WHAT NEEDS TO BE DONE —
Write out all lines holding the word "Lukas".

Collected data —
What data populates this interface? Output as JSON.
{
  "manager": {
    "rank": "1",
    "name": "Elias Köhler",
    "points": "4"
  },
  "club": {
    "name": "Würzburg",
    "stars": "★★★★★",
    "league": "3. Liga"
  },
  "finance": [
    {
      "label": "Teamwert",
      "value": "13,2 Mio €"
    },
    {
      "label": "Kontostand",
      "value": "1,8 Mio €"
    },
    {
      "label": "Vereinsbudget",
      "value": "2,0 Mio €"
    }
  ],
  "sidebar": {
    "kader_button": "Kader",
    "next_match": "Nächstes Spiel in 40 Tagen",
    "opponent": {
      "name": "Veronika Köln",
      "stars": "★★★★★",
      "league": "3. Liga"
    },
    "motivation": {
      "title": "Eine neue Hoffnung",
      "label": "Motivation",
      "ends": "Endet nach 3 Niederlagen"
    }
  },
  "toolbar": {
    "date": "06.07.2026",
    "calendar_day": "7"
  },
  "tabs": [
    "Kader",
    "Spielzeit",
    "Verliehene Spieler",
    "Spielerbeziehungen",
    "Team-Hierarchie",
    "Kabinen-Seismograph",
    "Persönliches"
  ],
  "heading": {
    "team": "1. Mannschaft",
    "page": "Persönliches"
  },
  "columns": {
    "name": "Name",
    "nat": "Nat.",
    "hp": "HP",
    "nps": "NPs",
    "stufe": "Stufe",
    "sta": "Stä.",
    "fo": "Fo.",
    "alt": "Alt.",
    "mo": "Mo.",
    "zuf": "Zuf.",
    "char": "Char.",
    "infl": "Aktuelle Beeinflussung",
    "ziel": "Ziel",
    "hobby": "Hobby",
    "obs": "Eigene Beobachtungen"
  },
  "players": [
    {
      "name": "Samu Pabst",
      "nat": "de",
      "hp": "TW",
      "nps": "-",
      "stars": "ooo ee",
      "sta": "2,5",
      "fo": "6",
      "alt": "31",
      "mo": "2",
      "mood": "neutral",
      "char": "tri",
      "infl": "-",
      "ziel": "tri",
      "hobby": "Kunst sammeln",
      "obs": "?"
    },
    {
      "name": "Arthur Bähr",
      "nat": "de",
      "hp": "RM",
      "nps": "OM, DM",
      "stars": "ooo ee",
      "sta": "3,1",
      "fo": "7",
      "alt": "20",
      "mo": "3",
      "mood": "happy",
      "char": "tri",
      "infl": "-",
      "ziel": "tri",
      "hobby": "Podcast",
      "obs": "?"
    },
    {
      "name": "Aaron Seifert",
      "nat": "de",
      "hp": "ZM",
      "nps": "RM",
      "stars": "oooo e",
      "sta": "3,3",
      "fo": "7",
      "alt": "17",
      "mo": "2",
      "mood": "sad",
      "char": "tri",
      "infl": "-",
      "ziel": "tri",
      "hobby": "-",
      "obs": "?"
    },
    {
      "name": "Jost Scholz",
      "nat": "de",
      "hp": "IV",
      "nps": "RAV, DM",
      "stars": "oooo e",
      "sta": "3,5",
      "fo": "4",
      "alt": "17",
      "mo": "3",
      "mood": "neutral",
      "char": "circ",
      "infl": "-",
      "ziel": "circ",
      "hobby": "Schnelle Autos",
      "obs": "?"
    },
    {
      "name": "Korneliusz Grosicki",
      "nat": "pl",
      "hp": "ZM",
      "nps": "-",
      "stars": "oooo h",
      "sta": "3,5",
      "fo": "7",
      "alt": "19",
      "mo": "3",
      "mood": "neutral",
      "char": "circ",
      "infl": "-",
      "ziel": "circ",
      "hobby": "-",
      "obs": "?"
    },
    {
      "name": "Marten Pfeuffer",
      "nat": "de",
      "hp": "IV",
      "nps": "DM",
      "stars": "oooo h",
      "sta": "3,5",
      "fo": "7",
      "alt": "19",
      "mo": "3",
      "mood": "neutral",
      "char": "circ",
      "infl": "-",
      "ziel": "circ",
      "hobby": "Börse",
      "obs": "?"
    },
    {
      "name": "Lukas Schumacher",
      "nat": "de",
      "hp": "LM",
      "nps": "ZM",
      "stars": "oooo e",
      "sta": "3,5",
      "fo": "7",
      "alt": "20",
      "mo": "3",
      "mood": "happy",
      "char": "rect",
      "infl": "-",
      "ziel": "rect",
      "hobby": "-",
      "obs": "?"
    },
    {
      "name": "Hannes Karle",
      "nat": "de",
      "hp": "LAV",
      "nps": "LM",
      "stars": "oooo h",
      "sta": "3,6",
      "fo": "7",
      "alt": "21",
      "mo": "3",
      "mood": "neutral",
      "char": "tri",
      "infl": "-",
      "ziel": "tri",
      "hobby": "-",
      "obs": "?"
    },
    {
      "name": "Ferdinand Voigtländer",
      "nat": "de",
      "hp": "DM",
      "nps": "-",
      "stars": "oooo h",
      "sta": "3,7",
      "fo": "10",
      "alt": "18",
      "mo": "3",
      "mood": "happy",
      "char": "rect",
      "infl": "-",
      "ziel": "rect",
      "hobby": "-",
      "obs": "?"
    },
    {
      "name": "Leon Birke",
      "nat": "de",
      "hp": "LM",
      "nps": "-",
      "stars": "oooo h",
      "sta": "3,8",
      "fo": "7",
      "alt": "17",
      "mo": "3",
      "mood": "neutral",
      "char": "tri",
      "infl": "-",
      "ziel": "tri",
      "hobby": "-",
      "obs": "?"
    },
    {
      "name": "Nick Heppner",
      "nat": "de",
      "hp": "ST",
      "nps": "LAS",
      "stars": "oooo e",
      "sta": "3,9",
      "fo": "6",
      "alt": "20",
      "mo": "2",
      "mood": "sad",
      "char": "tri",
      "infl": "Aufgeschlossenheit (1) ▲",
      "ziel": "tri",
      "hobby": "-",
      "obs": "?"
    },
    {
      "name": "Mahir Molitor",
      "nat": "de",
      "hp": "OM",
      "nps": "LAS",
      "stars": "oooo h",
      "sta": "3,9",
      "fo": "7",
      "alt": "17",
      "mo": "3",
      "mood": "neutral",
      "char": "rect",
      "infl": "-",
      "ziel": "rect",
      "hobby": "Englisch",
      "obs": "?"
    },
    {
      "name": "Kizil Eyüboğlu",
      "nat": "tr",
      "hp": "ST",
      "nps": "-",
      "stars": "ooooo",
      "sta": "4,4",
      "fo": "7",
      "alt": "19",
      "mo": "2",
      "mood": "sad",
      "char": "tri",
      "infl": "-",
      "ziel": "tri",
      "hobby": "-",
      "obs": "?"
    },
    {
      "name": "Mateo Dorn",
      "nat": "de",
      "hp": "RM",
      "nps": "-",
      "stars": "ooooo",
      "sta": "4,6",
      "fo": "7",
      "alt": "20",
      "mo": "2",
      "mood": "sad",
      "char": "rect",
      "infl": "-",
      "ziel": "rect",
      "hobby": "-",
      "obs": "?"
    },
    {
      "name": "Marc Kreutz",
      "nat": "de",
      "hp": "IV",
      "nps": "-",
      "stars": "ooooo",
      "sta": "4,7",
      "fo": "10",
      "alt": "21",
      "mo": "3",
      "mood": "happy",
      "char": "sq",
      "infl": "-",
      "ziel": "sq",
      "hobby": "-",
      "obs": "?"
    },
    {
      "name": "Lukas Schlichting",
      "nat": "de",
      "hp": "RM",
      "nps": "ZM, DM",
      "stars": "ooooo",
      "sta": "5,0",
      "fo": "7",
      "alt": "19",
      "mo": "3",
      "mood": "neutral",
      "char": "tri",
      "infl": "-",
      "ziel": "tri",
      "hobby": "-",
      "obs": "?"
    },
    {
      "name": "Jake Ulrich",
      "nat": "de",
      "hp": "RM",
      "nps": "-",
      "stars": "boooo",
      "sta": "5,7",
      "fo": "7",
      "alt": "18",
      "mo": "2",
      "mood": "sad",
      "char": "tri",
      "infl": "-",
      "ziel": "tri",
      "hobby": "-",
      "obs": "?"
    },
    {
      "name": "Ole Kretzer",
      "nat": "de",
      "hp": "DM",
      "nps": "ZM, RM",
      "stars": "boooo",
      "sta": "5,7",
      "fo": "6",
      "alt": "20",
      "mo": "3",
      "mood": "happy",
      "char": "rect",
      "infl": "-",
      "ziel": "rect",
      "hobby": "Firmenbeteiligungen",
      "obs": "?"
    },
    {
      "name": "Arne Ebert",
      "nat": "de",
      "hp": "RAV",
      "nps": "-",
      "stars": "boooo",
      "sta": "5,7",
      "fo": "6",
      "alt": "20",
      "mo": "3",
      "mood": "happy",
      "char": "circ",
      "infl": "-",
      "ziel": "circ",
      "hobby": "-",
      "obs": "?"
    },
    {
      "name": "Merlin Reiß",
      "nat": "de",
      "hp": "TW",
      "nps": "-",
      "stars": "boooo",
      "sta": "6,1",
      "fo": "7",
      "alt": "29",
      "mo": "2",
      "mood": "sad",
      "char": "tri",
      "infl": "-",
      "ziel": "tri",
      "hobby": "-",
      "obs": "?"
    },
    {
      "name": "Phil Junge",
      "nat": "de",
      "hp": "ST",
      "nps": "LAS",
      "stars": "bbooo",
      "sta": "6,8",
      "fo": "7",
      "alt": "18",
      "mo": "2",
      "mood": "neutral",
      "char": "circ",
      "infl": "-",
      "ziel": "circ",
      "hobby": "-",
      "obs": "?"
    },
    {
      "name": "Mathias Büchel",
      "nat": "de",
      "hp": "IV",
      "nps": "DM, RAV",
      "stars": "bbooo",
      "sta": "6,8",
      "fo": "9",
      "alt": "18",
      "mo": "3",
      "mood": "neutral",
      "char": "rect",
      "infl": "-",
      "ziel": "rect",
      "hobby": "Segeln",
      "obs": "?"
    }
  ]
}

EXPECTED ANSWER —
      "name": "Lukas Schumacher",
      "name": "Lukas Schlichting",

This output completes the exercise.